═══ Data lines

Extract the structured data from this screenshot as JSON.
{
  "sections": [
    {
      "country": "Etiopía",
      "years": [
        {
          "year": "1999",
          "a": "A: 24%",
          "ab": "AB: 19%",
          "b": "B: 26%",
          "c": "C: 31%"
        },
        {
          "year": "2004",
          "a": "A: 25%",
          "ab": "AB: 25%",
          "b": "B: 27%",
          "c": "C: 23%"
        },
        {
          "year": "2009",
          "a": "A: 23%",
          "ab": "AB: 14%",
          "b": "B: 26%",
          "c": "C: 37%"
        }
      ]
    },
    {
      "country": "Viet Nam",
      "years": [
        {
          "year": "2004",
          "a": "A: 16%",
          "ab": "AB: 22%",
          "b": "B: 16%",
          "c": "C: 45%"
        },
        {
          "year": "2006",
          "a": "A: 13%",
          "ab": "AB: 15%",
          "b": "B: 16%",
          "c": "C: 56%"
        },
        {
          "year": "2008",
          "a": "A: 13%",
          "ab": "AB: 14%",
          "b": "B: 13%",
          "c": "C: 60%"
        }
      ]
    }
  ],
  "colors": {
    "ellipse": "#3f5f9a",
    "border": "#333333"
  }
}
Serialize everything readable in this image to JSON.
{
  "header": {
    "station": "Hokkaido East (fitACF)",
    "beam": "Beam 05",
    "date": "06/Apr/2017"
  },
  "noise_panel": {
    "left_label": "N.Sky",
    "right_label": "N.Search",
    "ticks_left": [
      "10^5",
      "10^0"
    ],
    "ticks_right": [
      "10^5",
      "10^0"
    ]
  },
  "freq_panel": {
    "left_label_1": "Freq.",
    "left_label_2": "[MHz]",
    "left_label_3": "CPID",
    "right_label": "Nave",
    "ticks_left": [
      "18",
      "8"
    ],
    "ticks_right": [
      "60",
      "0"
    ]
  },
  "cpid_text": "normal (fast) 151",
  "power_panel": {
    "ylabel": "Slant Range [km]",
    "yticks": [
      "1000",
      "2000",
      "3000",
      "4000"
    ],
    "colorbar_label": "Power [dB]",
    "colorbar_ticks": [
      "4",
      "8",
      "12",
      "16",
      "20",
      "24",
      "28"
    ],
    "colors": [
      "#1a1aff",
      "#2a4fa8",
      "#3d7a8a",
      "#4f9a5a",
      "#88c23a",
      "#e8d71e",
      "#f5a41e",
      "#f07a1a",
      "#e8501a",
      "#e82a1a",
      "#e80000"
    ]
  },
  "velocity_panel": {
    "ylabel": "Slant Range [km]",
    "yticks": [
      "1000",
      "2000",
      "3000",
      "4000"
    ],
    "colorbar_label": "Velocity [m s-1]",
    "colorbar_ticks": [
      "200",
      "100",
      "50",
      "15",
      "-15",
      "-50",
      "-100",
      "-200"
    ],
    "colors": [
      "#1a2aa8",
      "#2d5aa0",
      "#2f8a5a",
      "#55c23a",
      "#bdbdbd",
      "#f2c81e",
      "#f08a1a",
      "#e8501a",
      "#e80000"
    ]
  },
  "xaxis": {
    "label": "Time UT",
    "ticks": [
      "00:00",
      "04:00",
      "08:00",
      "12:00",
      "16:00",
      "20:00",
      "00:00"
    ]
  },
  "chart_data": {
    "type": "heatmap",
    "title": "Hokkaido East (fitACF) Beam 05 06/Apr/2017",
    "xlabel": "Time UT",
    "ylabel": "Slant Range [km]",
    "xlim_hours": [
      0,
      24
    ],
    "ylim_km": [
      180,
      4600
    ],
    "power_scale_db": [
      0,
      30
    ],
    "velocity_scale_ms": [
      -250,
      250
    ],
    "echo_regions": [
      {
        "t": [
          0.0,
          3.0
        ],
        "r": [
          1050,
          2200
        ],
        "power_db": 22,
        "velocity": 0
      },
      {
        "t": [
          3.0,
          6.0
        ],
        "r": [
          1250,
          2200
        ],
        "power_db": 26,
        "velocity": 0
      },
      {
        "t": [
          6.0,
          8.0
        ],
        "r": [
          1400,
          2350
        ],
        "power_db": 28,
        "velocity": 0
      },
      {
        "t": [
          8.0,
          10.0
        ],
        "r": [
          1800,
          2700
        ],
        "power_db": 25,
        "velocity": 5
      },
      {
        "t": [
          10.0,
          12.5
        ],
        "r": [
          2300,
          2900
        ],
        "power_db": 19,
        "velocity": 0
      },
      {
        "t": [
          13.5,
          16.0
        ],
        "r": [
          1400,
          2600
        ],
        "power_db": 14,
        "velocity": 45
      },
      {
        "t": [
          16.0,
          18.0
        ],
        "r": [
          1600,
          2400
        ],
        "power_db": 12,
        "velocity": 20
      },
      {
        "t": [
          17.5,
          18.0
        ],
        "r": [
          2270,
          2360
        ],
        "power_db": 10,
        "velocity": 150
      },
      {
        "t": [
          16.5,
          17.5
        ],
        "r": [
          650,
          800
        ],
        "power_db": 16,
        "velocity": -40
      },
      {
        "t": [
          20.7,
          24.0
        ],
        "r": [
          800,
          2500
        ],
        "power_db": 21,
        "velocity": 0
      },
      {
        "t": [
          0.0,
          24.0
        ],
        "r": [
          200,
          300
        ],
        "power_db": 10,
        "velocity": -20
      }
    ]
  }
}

══════

- Given problem
For the listing above, identify each line bearing "this".

- Right answer
Extract the structured data from this screenshot as JSON.
Serialize everything readable in this image to JSON.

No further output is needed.